Instruction —
Pull every line of the entries that has the word "Pont".

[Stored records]
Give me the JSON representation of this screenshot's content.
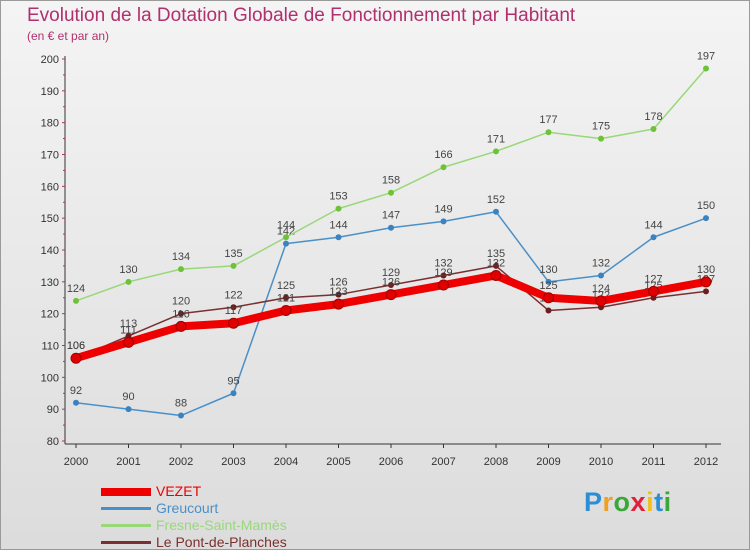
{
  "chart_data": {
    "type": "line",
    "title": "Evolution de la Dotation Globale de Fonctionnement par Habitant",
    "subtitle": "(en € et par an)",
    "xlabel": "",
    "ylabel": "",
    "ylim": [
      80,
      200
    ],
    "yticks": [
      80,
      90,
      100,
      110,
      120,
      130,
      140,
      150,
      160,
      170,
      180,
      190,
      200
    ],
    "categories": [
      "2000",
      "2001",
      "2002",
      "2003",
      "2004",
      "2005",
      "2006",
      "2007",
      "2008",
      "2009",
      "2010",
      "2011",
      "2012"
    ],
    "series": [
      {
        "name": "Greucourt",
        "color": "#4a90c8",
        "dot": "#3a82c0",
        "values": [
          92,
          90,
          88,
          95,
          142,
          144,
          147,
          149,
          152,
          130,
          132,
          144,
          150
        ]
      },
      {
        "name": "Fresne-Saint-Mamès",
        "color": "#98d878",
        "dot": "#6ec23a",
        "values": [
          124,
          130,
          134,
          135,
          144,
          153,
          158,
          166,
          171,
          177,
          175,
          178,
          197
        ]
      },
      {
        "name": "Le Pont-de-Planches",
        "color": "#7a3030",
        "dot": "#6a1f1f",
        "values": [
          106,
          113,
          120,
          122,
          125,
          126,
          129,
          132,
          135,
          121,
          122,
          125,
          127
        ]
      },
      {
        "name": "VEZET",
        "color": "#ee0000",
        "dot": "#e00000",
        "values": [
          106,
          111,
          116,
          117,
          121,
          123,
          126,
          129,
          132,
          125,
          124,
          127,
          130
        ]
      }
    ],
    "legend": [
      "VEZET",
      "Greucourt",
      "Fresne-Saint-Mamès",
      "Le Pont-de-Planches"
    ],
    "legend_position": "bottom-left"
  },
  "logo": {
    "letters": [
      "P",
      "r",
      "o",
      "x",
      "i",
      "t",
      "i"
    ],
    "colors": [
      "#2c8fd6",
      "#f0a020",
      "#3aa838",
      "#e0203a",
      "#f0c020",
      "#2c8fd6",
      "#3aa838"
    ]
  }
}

Solved problem —
        "name": "Le Pont-de-Planches",
      "Le Pont-de-Planches"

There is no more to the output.